Rows from a dataset
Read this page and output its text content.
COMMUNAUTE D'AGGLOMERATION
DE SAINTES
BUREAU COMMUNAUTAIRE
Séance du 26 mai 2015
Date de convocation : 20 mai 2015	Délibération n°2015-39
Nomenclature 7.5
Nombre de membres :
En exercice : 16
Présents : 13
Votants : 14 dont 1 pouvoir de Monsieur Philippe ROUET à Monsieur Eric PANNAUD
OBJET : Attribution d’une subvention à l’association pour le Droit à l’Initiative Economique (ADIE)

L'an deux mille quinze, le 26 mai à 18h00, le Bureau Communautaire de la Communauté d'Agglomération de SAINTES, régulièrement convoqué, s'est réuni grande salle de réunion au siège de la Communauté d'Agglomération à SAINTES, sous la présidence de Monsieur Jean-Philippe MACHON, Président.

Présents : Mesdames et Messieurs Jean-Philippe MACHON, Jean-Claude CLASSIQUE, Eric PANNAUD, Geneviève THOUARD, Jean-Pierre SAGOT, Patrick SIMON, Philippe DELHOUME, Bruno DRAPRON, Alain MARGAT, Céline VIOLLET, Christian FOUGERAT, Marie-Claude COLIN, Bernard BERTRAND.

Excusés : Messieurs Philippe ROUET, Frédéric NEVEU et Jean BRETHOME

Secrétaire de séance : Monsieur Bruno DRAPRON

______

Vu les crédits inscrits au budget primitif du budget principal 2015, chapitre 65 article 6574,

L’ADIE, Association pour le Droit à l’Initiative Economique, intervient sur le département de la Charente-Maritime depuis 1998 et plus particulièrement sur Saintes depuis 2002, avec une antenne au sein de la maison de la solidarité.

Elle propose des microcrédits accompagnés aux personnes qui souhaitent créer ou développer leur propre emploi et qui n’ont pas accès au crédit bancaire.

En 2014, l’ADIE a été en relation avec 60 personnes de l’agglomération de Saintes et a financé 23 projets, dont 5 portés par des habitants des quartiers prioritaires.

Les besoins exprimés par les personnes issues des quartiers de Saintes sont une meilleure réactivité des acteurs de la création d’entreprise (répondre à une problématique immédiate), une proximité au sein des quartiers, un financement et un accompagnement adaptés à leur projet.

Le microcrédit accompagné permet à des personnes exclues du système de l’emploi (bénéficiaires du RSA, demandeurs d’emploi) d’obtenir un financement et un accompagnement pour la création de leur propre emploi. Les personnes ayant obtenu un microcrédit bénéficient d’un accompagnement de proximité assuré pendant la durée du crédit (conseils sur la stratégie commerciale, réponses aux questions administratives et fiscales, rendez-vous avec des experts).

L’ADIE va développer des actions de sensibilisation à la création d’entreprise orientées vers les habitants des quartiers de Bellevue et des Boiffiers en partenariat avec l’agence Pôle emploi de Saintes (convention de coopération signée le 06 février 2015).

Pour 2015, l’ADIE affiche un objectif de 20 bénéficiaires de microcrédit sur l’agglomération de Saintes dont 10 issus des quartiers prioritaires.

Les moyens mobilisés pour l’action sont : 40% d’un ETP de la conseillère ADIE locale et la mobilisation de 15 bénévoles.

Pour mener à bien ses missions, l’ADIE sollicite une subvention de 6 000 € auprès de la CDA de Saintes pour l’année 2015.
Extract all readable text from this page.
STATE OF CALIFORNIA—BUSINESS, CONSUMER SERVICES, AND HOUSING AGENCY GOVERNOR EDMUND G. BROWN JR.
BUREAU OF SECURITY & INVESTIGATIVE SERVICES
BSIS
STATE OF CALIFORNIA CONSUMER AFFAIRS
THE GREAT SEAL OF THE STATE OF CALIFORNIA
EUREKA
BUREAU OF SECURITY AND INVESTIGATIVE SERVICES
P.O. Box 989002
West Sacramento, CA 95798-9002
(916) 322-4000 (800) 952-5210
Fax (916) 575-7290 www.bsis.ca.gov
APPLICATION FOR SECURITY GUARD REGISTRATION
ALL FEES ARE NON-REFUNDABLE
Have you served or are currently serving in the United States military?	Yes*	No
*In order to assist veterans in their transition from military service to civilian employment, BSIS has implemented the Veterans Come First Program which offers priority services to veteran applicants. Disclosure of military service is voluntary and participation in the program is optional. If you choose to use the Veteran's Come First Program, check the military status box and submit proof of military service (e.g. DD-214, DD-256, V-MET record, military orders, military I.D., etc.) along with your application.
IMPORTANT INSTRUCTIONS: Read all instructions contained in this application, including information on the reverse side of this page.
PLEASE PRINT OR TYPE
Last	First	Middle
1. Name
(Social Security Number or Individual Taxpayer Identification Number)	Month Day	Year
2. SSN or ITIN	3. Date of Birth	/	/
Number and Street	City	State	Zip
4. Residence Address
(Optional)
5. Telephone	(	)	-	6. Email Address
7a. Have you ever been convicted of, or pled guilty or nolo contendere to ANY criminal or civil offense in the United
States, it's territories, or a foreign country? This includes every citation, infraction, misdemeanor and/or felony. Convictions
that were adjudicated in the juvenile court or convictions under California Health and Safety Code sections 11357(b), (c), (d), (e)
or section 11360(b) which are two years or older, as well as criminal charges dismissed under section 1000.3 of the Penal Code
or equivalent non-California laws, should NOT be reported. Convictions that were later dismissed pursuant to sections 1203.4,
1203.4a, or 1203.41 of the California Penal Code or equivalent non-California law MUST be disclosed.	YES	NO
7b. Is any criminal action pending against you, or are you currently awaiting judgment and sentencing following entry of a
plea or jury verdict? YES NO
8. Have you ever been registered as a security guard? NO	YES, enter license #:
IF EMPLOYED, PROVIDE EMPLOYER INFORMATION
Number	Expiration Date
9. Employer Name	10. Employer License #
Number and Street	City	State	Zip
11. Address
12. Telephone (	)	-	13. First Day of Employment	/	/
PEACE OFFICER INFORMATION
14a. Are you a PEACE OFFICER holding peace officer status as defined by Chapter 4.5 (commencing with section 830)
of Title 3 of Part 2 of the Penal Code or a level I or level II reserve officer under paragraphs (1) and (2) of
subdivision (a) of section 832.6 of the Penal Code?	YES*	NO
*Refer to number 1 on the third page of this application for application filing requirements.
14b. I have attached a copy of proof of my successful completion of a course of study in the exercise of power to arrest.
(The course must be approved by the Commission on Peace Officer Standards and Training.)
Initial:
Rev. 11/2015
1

§ **Required work**
Find and copy every line in the entries above where the string "equivalent" occurs.

§ **Answer to the problem**
or equivalent non-California laws, should NOT be reported. Convictions that were later dismissed pursuant to sections 1203.4,
1203.4a, or 1203.41 of the California Penal Code or equivalent non-California law MUST be disclosed.	YES	NO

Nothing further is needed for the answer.